§ What you should do: Beneath this sentence is a set of records; write each of them out exactly.

§ Input rows:
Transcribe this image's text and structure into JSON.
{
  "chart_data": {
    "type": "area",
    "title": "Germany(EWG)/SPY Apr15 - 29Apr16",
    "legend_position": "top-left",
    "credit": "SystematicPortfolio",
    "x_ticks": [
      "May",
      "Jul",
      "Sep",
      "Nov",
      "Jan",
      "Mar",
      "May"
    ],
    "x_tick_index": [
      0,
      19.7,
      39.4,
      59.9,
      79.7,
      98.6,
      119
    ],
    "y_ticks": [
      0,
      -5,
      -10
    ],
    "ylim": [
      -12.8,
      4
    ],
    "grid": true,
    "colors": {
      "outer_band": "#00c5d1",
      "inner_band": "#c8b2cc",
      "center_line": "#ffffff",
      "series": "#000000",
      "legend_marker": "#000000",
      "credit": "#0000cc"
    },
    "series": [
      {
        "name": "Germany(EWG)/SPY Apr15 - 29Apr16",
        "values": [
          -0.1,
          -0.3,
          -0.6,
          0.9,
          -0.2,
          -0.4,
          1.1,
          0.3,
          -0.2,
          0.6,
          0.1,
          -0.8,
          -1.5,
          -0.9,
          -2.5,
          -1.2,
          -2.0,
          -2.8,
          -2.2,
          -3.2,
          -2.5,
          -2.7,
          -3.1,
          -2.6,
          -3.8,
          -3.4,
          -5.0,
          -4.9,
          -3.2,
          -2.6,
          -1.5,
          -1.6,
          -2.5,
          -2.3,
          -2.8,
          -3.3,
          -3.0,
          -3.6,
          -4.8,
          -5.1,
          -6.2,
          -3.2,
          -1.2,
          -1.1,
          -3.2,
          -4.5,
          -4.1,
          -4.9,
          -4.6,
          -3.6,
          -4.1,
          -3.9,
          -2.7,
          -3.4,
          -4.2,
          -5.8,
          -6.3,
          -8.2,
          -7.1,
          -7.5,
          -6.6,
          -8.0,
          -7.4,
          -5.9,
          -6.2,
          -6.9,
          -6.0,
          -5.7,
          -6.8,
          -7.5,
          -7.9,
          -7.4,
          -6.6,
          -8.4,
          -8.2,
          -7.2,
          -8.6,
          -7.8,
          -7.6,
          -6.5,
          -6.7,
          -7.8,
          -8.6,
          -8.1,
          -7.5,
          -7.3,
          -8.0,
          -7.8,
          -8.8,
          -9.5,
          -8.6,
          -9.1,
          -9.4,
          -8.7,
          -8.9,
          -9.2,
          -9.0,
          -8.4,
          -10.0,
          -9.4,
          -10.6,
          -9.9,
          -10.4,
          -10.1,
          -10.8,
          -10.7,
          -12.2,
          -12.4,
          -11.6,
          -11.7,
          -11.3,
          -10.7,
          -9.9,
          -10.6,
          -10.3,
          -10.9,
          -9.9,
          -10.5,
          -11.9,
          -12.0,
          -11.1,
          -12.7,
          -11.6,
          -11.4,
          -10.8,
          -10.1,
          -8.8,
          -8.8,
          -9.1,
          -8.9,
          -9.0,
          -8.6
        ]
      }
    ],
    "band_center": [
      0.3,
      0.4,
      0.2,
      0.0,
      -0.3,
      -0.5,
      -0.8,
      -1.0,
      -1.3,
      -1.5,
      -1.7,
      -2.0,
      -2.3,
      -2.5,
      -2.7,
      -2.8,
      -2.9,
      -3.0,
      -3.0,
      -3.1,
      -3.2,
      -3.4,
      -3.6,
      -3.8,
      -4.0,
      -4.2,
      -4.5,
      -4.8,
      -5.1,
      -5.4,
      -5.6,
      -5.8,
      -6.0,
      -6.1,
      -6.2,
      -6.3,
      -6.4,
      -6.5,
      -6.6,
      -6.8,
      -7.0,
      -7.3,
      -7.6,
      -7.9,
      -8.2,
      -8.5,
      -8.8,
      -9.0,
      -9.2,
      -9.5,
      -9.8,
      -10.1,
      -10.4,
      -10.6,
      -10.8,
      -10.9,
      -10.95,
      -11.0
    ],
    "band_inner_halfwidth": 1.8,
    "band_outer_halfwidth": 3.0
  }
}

§ Solution to this task:
Transcribe this image's text and structure into JSON.
{
  "chart_data": {
    "type": "area",
    "title": "Germany(EWG)/SPY Apr15 - 29Apr16",
    "legend_position": "top-left",
    "credit": "SystematicPortfolio",
    "x_ticks": [
      "May",
      "Jul",
      "Sep",
      "Nov",
      "Jan",
      "Mar",
      "May"
    ],
    "x_tick_index": [
      0,
      19.7,
      39.4,
      59.9,
      79.7,
      98.6,
      119
    ],
    "y_ticks": [
      0,
      -5,
      -10
    ],
    "ylim": [
      -12.8,
      4
    ],
    "grid": true,
    "colors": {
      "outer_band": "#00c5d1",
      "inner_band": "#c8b2cc",
      "center_line": "#ffffff",
      "series": "#000000",
      "legend_marker": "#000000",
      "credit": "#0000cc"
    },
    "series": [
      {
        "name": "Germany(EWG)/SPY Apr15 - 29Apr16",
        "values": [
          -0.1,
          -0.3,
          -0.6,
          0.9,
          -0.2,
          -0.4,
          1.1,
          0.3,
          -0.2,
          0.6,
          0.1,
          -0.8,
          -1.5,
          -0.9,
          -2.5,
          -1.2,
          -2.0,
          -2.8,
          -2.2,
          -3.2,
          -2.5,
          -2.7,
          -3.1,
          -2.6,
          -3.8,
          -3.4,
          -5.0,
          -4.9,
          -3.2,
          -2.6,
          -1.5,
          -1.6,
          -2.5,
          -2.3,
          -2.8,
          -3.3,
          -3.0,
          -3.6,
          -4.8,
          -5.1,
          -6.2,
          -3.2,
          -1.2,
          -1.1,
          -3.2,
          -4.5,
          -4.1,
          -4.9,
          -4.6,
          -3.6,
          -4.1,
          -3.9,
          -2.7,
          -3.4,
          -4.2,
          -5.8,
          -6.3,
          -8.2,
          -7.1,
          -7.5,
          -6.6,
          -8.0,
          -7.4,
          -5.9,
          -6.2,
          -6.9,
          -6.0,
          -5.7,
          -6.8,
          -7.5,
          -7.9,
          -7.4,
          -6.6,
          -8.4,
          -8.2,
          -7.2,
          -8.6,
          -7.8,
          -7.6,
          -6.5,
          -6.7,
          -7.8,
          -8.6,
          -8.1,
          -7.5,
          -7.3,
          -8.0,
          -7.8,
          -8.8,
          -9.5,
          -8.6,
          -9.1,
          -9.4,
          -8.7,
          -8.9,
          -9.2,
          -9.0,
          -8.4,
          -10.0,
          -9.4,
          -10.6,
          -9.9,
          -10.4,
          -10.1,
          -10.8,
          -10.7,
          -12.2,
          -12.4,
          -11.6,
          -11.7,
          -11.3,
          -10.7,
          -9.9,
          -10.6,
          -10.3,
          -10.9,
          -9.9,
          -10.5,
          -11.9,
          -12.0,
          -11.1,
          -12.7,
          -11.6,
          -11.4,
          -10.8,
          -10.1,
          -8.8,
          -8.8,
          -9.1,
          -8.9,
          -9.0,
          -8.6
        ]
      }
    ],
    "band_center": [
      0.3,
      0.4,
      0.2,
      0.0,
      -0.3,
      -0.5,
      -0.8,
      -1.0,
      -1.3,
      -1.5,
      -1.7,
      -2.0,
      -2.3,
      -2.5,
      -2.7,
      -2.8,
      -2.9,
      -3.0,
      -3.0,
      -3.1,
      -3.2,
      -3.4,
      -3.6,
      -3.8,
      -4.0,
      -4.2,
      -4.5,
      -4.8,
      -5.1,
      -5.4,
      -5.6,
      -5.8,
      -6.0,
      -6.1,
      -6.2,
      -6.3,
      -6.4,
      -6.5,
      -6.6,
      -6.8,
      -7.0,
      -7.3,
      -7.6,
      -7.9,
      -8.2,
      -8.5,
      -8.8,
      -9.0,
      -9.2,
      -9.5,
      -9.8,
      -10.1,
      -10.4,
      -10.6,
      -10.8,
      -10.9,
      -10.95,
      -11.0
    ],
    "band_inner_halfwidth": 1.8,
    "band_outer_halfwidth": 3.0
  }
}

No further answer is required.